§ **Task inputs**:
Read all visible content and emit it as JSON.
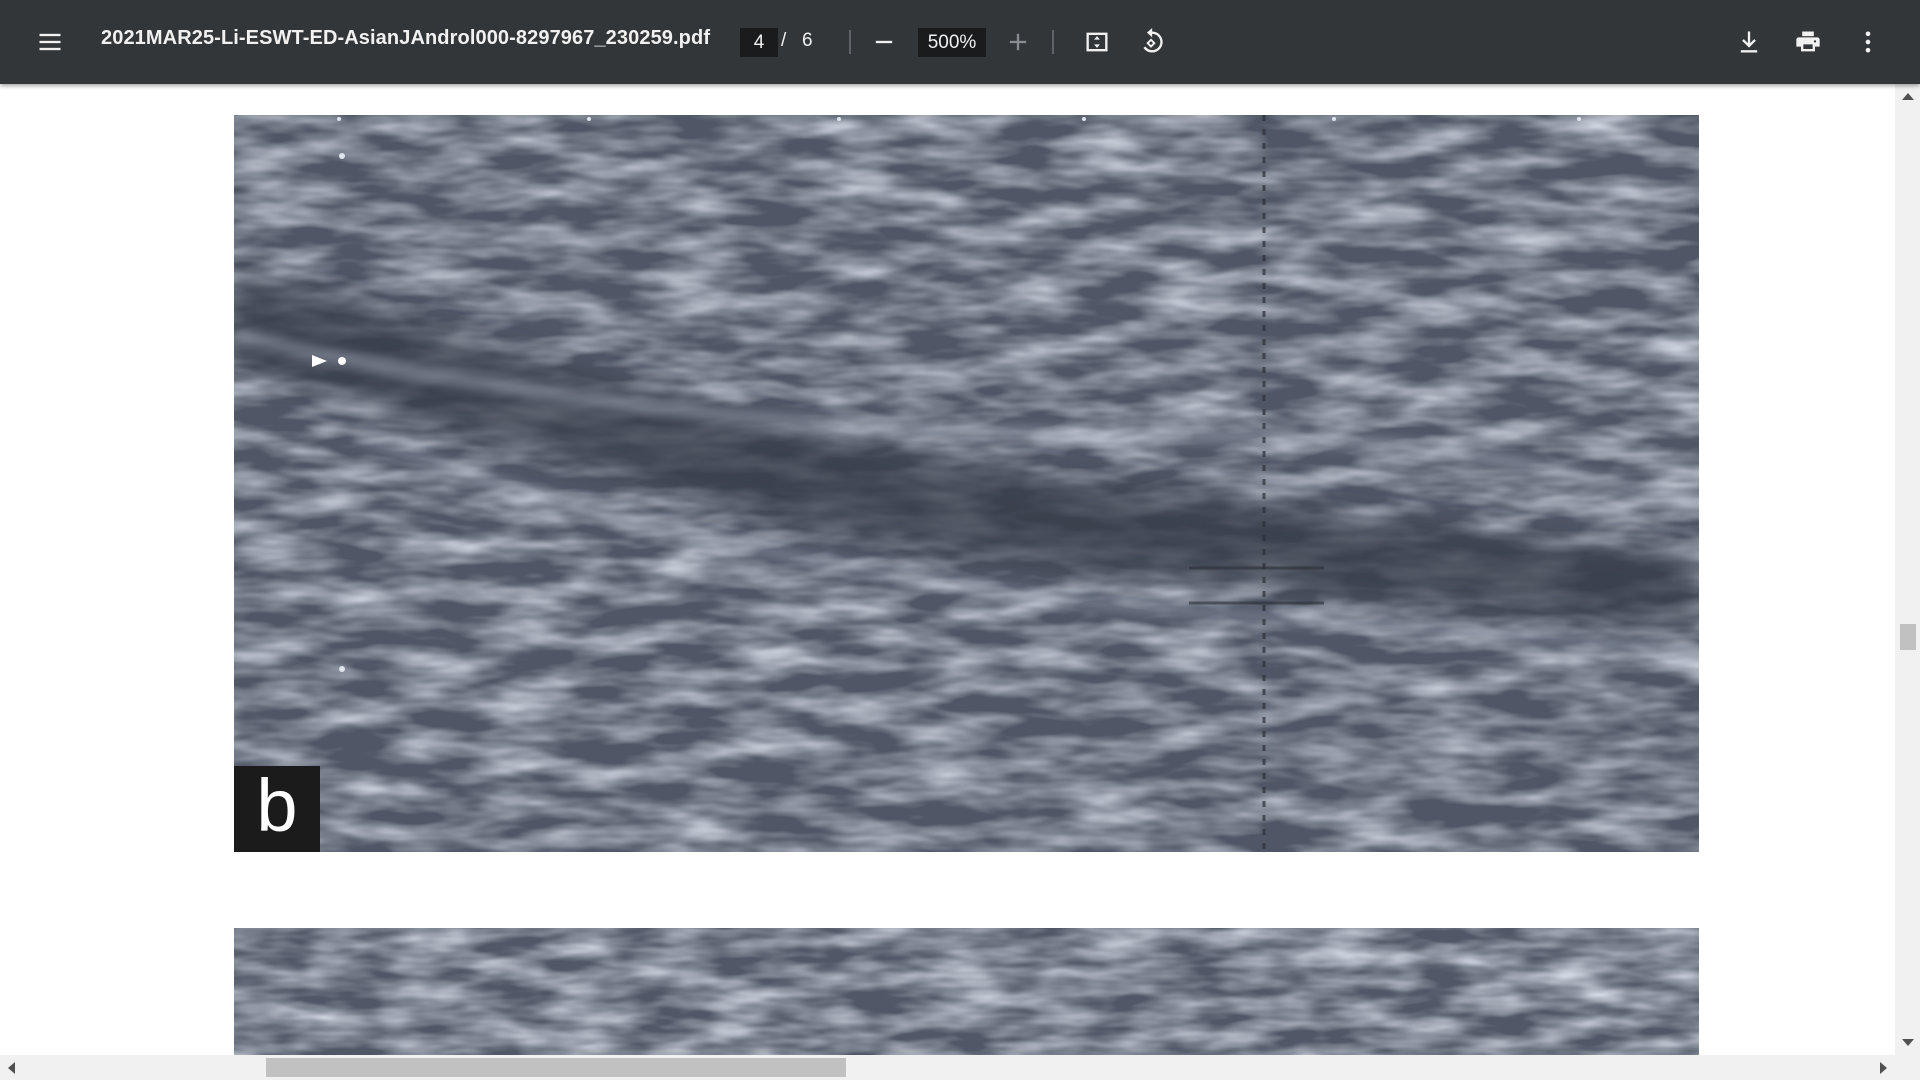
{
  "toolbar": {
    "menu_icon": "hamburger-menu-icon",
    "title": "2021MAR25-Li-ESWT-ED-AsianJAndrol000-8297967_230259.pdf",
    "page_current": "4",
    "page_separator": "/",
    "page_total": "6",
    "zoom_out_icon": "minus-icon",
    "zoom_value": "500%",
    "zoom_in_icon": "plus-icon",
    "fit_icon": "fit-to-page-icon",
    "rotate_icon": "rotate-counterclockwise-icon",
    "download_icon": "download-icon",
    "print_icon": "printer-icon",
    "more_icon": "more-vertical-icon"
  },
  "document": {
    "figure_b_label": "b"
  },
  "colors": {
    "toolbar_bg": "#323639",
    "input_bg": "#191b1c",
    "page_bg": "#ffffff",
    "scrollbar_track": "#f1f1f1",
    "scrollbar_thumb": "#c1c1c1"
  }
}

...

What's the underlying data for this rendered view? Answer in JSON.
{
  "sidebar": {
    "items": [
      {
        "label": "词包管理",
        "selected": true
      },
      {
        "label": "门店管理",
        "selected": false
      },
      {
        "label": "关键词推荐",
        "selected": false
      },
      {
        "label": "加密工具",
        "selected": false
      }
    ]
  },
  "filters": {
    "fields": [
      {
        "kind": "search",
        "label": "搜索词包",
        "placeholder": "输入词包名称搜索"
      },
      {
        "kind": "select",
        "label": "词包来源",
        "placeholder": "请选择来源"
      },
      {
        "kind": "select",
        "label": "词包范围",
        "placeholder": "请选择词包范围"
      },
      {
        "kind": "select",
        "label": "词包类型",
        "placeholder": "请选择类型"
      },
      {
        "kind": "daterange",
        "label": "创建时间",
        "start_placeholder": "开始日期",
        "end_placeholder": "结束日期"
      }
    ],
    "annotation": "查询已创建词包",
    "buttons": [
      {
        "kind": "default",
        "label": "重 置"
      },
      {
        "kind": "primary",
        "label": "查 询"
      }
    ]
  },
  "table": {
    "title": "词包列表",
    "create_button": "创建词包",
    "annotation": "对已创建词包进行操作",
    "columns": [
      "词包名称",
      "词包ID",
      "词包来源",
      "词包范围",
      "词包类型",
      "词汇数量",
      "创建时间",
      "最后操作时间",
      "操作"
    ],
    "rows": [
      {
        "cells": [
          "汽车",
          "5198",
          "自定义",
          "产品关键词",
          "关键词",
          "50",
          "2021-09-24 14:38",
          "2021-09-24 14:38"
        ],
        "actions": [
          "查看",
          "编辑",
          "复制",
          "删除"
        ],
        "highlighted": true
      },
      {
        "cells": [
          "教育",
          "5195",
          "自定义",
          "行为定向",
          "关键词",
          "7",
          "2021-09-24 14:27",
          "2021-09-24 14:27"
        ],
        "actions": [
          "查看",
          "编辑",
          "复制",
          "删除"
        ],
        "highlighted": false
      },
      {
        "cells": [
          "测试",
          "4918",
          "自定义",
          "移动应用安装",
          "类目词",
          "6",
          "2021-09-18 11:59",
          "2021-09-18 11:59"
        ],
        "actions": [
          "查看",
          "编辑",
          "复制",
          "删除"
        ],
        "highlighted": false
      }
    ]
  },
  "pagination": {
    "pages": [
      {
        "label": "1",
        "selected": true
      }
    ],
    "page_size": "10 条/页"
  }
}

§ **Exercise instructions**: Search the records above for "kind". Copy each line where it is found.

§ **Complete response**:
        "kind": "search",
        "kind": "select",
        "kind": "select",
        "kind": "select",
        "kind": "daterange",
        "kind": "default",
        "kind": "primary",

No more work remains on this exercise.